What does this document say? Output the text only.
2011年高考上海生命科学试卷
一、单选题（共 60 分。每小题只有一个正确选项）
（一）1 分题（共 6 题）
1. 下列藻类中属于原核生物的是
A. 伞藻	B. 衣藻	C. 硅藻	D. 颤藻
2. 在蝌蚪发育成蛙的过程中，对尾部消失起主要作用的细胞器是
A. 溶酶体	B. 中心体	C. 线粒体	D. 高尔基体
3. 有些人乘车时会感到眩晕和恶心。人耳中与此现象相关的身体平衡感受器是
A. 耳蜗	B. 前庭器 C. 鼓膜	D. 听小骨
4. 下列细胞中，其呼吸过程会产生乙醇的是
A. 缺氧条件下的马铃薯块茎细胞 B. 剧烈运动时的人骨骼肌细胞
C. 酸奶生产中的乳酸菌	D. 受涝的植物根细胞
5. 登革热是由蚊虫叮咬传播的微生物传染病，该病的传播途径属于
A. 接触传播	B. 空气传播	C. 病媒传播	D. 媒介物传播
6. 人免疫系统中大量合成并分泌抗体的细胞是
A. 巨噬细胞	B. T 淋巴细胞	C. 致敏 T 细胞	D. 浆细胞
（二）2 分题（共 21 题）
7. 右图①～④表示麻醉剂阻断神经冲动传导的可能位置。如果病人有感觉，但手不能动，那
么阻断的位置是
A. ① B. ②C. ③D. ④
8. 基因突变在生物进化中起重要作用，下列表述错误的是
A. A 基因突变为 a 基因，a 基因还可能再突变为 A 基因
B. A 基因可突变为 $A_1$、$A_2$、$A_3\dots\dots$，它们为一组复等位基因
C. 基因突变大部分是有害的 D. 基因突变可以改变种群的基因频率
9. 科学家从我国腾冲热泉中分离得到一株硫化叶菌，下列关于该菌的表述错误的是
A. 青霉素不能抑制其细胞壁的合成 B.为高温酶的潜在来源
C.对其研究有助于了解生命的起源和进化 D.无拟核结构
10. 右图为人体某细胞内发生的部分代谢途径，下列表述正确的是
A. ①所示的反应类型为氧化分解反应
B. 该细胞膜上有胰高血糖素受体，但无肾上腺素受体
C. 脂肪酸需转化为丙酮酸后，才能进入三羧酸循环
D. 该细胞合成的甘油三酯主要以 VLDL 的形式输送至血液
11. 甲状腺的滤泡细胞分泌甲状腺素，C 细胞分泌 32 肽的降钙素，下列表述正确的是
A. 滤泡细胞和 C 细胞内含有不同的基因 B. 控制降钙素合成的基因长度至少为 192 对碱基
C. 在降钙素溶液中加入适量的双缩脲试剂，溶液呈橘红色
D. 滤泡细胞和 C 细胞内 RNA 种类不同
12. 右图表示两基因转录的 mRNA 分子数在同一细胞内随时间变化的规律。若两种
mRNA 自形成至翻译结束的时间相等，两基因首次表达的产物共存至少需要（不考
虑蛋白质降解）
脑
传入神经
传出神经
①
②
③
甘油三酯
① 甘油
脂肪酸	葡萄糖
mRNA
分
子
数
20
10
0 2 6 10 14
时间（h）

□ □ □ □ □ □ □

#### Task goal:
Retype each line above with no alterations.

#### Solution to this exercise:
What does this document say? Output the text only.
2011年高考上海生命科学试卷
一、单选题（共 60 分。每小题只有一个正确选项）
（一）1 分题（共 6 题）
1. 下列藻类中属于原核生物的是
A. 伞藻	B. 衣藻	C. 硅藻	D. 颤藻
2. 在蝌蚪发育成蛙的过程中，对尾部消失起主要作用的细胞器是
A. 溶酶体	B. 中心体	C. 线粒体	D. 高尔基体
3. 有些人乘车时会感到眩晕和恶心。人耳中与此现象相关的身体平衡感受器是
A. 耳蜗	B. 前庭器 C. 鼓膜	D. 听小骨
4. 下列细胞中，其呼吸过程会产生乙醇的是
A. 缺氧条件下的马铃薯块茎细胞 B. 剧烈运动时的人骨骼肌细胞
C. 酸奶生产中的乳酸菌	D. 受涝的植物根细胞
5. 登革热是由蚊虫叮咬传播的微生物传染病，该病的传播途径属于
A. 接触传播	B. 空气传播	C. 病媒传播	D. 媒介物传播
6. 人免疫系统中大量合成并分泌抗体的细胞是
A. 巨噬细胞	B. T 淋巴细胞	C. 致敏 T 细胞	D. 浆细胞
（二）2 分题（共 21 题）
7. 右图①～④表示麻醉剂阻断神经冲动传导的可能位置。如果病人有感觉，但手不能动，那
么阻断的位置是
A. ① B. ②C. ③D. ④
8. 基因突变在生物进化中起重要作用，下列表述错误的是
A. A 基因突变为 a 基因，a 基因还可能再突变为 A 基因
B. A 基因可突变为 $A_1$、$A_2$、$A_3\dots\dots$，它们为一组复等位基因
C. 基因突变大部分是有害的 D. 基因突变可以改变种群的基因频率
9. 科学家从我国腾冲热泉中分离得到一株硫化叶菌，下列关于该菌的表述错误的是
A. 青霉素不能抑制其细胞壁的合成 B.为高温酶的潜在来源
C.对其研究有助于了解生命的起源和进化 D.无拟核结构
10. 右图为人体某细胞内发生的部分代谢途径，下列表述正确的是
A. ①所示的反应类型为氧化分解反应
B. 该细胞膜上有胰高血糖素受体，但无肾上腺素受体
C. 脂肪酸需转化为丙酮酸后，才能进入三羧酸循环
D. 该细胞合成的甘油三酯主要以 VLDL 的形式输送至血液
11. 甲状腺的滤泡细胞分泌甲状腺素，C 细胞分泌 32 肽的降钙素，下列表述正确的是
A. 滤泡细胞和 C 细胞内含有不同的基因 B. 控制降钙素合成的基因长度至少为 192 对碱基
C. 在降钙素溶液中加入适量的双缩脲试剂，溶液呈橘红色
D. 滤泡细胞和 C 细胞内 RNA 种类不同
12. 右图表示两基因转录的 mRNA 分子数在同一细胞内随时间变化的规律。若两种
mRNA 自形成至翻译结束的时间相等，两基因首次表达的产物共存至少需要（不考
虑蛋白质降解）
脑
传入神经
传出神经
①
②
③
甘油三酯
① 甘油
脂肪酸	葡萄糖
mRNA
分
子
数
20
10
0 2 6 10 14
时间（h）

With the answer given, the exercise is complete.